◆ PROBLEM DETAILS
Wherever "waist" appears in a line, copy that line.
○ ○ ○ ○ ○ ○ ○
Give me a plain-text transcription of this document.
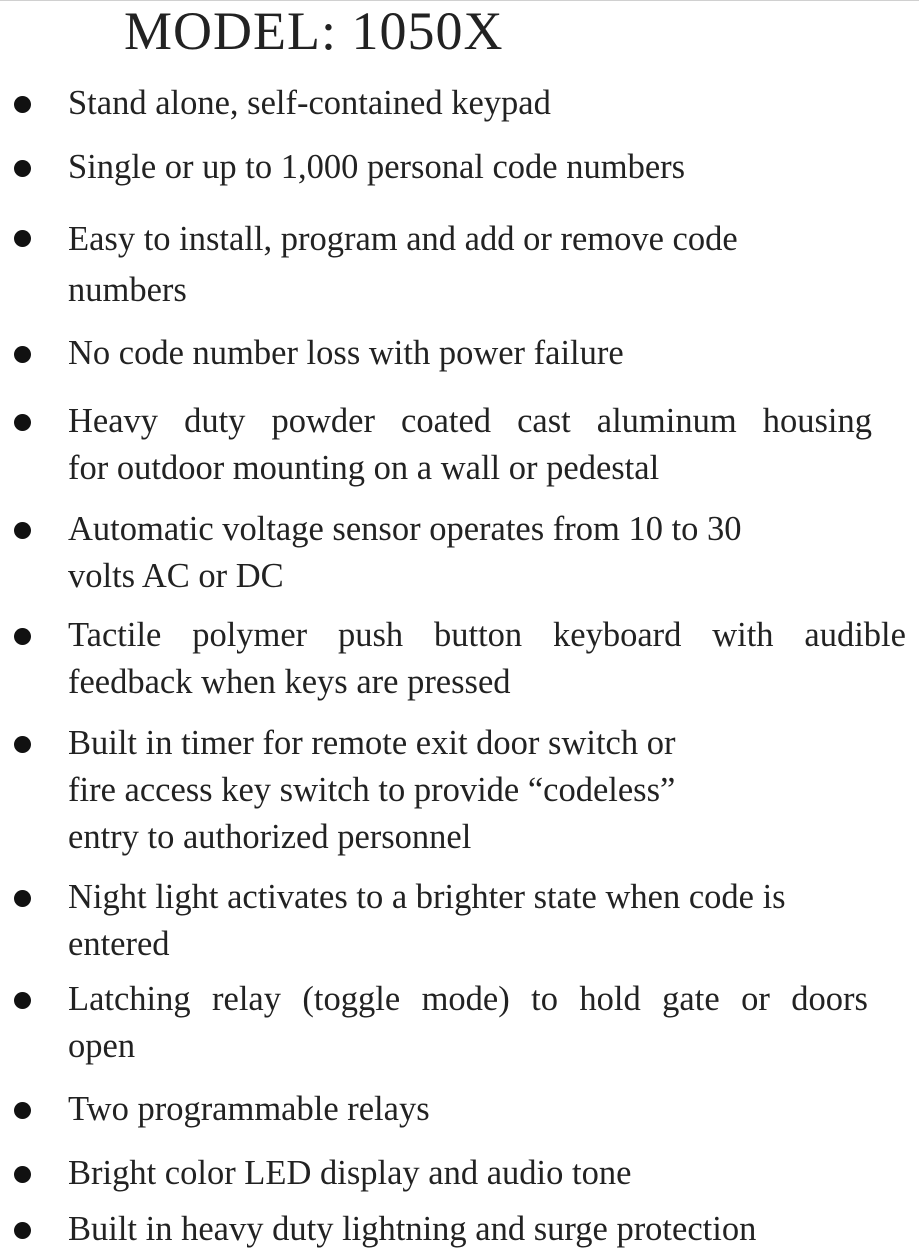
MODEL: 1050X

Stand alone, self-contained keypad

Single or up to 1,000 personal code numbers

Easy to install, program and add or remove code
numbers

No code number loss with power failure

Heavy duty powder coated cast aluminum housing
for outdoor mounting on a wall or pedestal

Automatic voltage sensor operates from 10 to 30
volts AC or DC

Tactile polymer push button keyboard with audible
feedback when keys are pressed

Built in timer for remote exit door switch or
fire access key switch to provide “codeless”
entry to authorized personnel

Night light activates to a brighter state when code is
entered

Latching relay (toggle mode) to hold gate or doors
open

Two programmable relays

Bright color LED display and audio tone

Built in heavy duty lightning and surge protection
○ ○ ○ ○ ○ ○ ○
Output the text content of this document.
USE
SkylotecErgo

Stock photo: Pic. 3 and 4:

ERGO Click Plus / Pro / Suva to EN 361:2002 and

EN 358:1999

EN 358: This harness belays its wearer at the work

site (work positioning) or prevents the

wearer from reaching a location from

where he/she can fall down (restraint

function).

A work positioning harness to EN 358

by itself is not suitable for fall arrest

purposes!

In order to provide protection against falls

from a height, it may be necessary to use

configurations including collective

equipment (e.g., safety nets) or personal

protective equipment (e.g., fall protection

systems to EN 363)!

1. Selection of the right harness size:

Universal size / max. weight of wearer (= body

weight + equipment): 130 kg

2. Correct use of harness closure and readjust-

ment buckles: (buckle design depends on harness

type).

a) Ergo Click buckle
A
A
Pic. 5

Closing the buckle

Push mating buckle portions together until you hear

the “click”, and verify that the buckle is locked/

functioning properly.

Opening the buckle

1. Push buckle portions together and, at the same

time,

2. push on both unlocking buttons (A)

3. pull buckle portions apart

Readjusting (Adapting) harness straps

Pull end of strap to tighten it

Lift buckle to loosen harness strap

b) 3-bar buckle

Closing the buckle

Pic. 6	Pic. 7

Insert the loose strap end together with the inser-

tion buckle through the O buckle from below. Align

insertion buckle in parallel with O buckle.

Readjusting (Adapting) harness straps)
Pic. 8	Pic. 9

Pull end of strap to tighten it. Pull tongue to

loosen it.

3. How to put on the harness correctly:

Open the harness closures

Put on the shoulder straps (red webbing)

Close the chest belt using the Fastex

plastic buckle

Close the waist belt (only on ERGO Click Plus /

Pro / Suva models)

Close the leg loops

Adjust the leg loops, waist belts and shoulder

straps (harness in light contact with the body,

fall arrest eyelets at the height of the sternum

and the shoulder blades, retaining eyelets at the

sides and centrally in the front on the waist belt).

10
○ ○ ○ ○ ○ ○ ○
◆ ANSWER TO THIS PROBLEM
Close the waist belt (only on ERGO Click Plus /
Adjust the leg loops, waist belts and shoulder
sides and centrally in the front on the waist belt).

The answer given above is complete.